──────── THE RECORDS

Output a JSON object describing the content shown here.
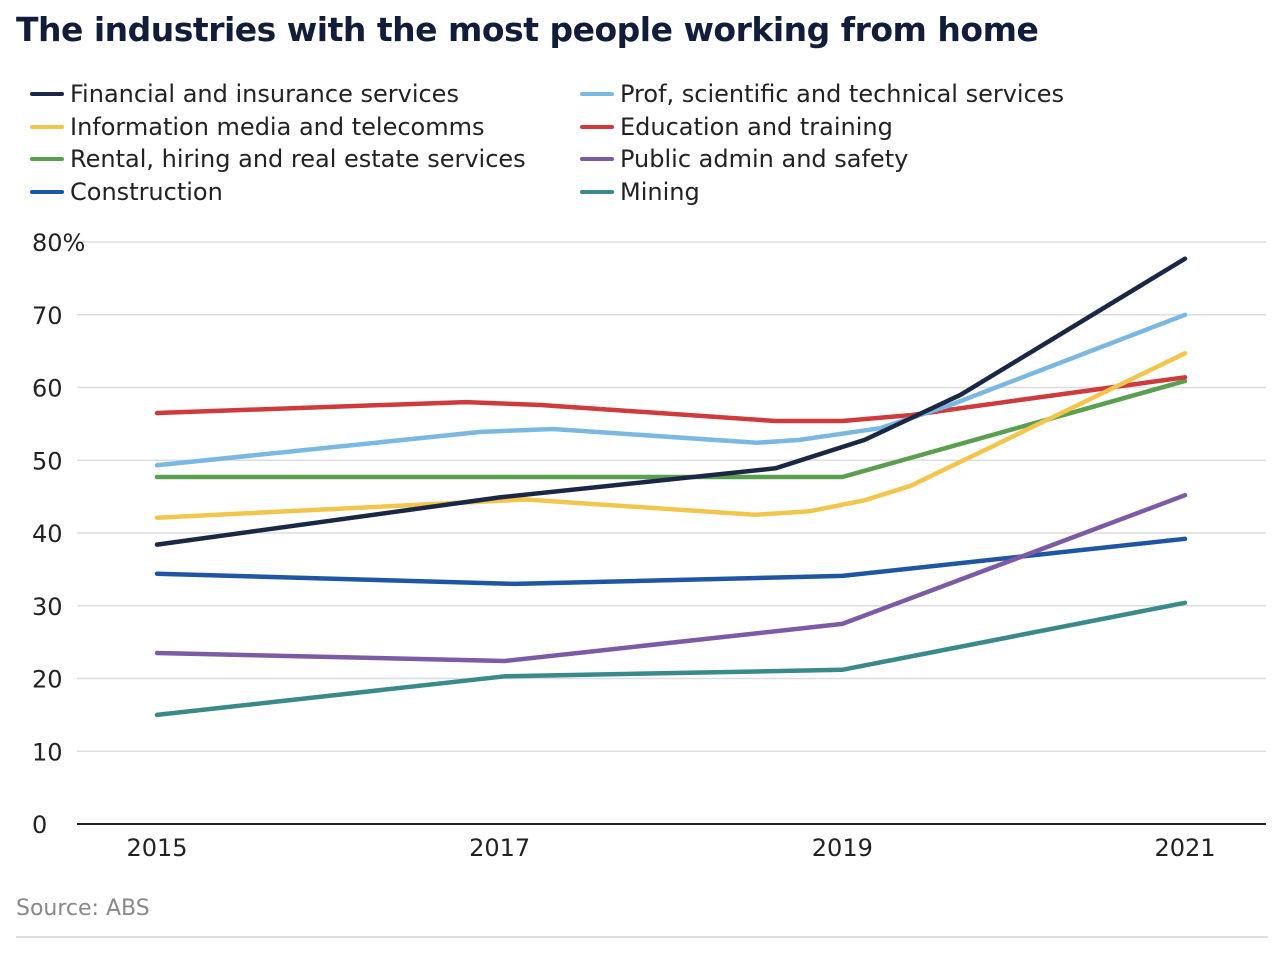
{
  "chart_data": {
    "type": "line",
    "title": "The industries with the most people working from home",
    "source": "Source: ABS",
    "xlabel": "",
    "ylabel": "",
    "xlim": [
      2015,
      2021
    ],
    "ylim": [
      0,
      80
    ],
    "x_ticks": [
      "2015",
      "2017",
      "2019",
      "2021"
    ],
    "y_ticks": [
      "0",
      "10",
      "20",
      "30",
      "40",
      "50",
      "60",
      "70",
      "80%"
    ],
    "grid": true,
    "legend_position": "top",
    "series": [
      {
        "name": "Financial and insurance services",
        "color": "#1b2845",
        "points": [
          [
            2015,
            38.4
          ],
          [
            2017,
            44.9
          ],
          [
            2018.61,
            48.9
          ],
          [
            2019.13,
            52.8
          ],
          [
            2019.69,
            59.0
          ],
          [
            2021,
            77.7
          ]
        ]
      },
      {
        "name": "Prof, scientific and technical services",
        "color": "#7ab8e3",
        "points": [
          [
            2015,
            49.3
          ],
          [
            2016.89,
            53.9
          ],
          [
            2017.31,
            54.3
          ],
          [
            2018.5,
            52.4
          ],
          [
            2018.75,
            52.8
          ],
          [
            2019.22,
            54.4
          ],
          [
            2019.63,
            57.6
          ],
          [
            2021,
            70.0
          ]
        ]
      },
      {
        "name": "Information media and telecomms",
        "color": "#f4c54d",
        "points": [
          [
            2015,
            42.1
          ],
          [
            2017.15,
            44.6
          ],
          [
            2018.49,
            42.5
          ],
          [
            2018.81,
            43.0
          ],
          [
            2019.13,
            44.5
          ],
          [
            2019.4,
            46.5
          ],
          [
            2021,
            64.7
          ]
        ]
      },
      {
        "name": "Education and training",
        "color": "#cf3a3b",
        "points": [
          [
            2015,
            56.5
          ],
          [
            2016.8,
            58.0
          ],
          [
            2017.24,
            57.6
          ],
          [
            2018.61,
            55.4
          ],
          [
            2019,
            55.4
          ],
          [
            2019.4,
            56.2
          ],
          [
            2020.04,
            58.3
          ],
          [
            2021,
            61.4
          ]
        ]
      },
      {
        "name": "Rental, hiring and real estate services",
        "color": "#5a9f4f",
        "points": [
          [
            2015,
            47.7
          ],
          [
            2019,
            47.7
          ],
          [
            2021,
            60.9
          ]
        ]
      },
      {
        "name": "Public admin and safety",
        "color": "#7c5aa6",
        "points": [
          [
            2015,
            23.5
          ],
          [
            2017.03,
            22.4
          ],
          [
            2019,
            27.5
          ],
          [
            2021,
            45.2
          ]
        ]
      },
      {
        "name": "Construction",
        "color": "#1f56a4",
        "points": [
          [
            2015,
            34.4
          ],
          [
            2017.09,
            33.0
          ],
          [
            2019,
            34.1
          ],
          [
            2021,
            39.2
          ]
        ]
      },
      {
        "name": "Mining",
        "color": "#3b8a8b",
        "points": [
          [
            2015,
            15.0
          ],
          [
            2017.03,
            20.3
          ],
          [
            2019,
            21.2
          ],
          [
            2021,
            30.4
          ]
        ]
      }
    ]
  }
}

────────────────

- _SHORT TASK_: Make an exact copy of the records above, with the pictures left out.

- _EXERCISE RESULT_:
Output a JSON object describing the content shown here.
{
  "chart_data": {
    "type": "line",
    "title": "The industries with the most people working from home",
    "source": "Source: ABS",
    "xlabel": "",
    "ylabel": "",
    "xlim": [
      2015,
      2021
    ],
    "ylim": [
      0,
      80
    ],
    "x_ticks": [
      "2015",
      "2017",
      "2019",
      "2021"
    ],
    "y_ticks": [
      "0",
      "10",
      "20",
      "30",
      "40",
      "50",
      "60",
      "70",
      "80%"
    ],
    "grid": true,
    "legend_position": "top",
    "series": [
      {
        "name": "Financial and insurance services",
        "color": "#1b2845",
        "points": [
          [
            2015,
            38.4
          ],
          [
            2017,
            44.9
          ],
          [
            2018.61,
            48.9
          ],
          [
            2019.13,
            52.8
          ],
          [
            2019.69,
            59.0
          ],
          [
            2021,
            77.7
          ]
        ]
      },
      {
        "name": "Prof, scientific and technical services",
        "color": "#7ab8e3",
        "points": [
          [
            2015,
            49.3
          ],
          [
            2016.89,
            53.9
          ],
          [
            2017.31,
            54.3
          ],
          [
            2018.5,
            52.4
          ],
          [
            2018.75,
            52.8
          ],
          [
            2019.22,
            54.4
          ],
          [
            2019.63,
            57.6
          ],
          [
            2021,
            70.0
          ]
        ]
      },
      {
        "name": "Information media and telecomms",
        "color": "#f4c54d",
        "points": [
          [
            2015,
            42.1
          ],
          [
            2017.15,
            44.6
          ],
          [
            2018.49,
            42.5
          ],
          [
            2018.81,
            43.0
          ],
          [
            2019.13,
            44.5
          ],
          [
            2019.4,
            46.5
          ],
          [
            2021,
            64.7
          ]
        ]
      },
      {
        "name": "Education and training",
        "color": "#cf3a3b",
        "points": [
          [
            2015,
            56.5
          ],
          [
            2016.8,
            58.0
          ],
          [
            2017.24,
            57.6
          ],
          [
            2018.61,
            55.4
          ],
          [
            2019,
            55.4
          ],
          [
            2019.4,
            56.2
          ],
          [
            2020.04,
            58.3
          ],
          [
            2021,
            61.4
          ]
        ]
      },
      {
        "name": "Rental, hiring and real estate services",
        "color": "#5a9f4f",
        "points": [
          [
            2015,
            47.7
          ],
          [
            2019,
            47.7
          ],
          [
            2021,
            60.9
          ]
        ]
      },
      {
        "name": "Public admin and safety",
        "color": "#7c5aa6",
        "points": [
          [
            2015,
            23.5
          ],
          [
            2017.03,
            22.4
          ],
          [
            2019,
            27.5
          ],
          [
            2021,
            45.2
          ]
        ]
      },
      {
        "name": "Construction",
        "color": "#1f56a4",
        "points": [
          [
            2015,
            34.4
          ],
          [
            2017.09,
            33.0
          ],
          [
            2019,
            34.1
          ],
          [
            2021,
            39.2
          ]
        ]
      },
      {
        "name": "Mining",
        "color": "#3b8a8b",
        "points": [
          [
            2015,
            15.0
          ],
          [
            2017.03,
            20.3
          ],
          [
            2019,
            21.2
          ],
          [
            2021,
            30.4
          ]
        ]
      }
    ]
  }
}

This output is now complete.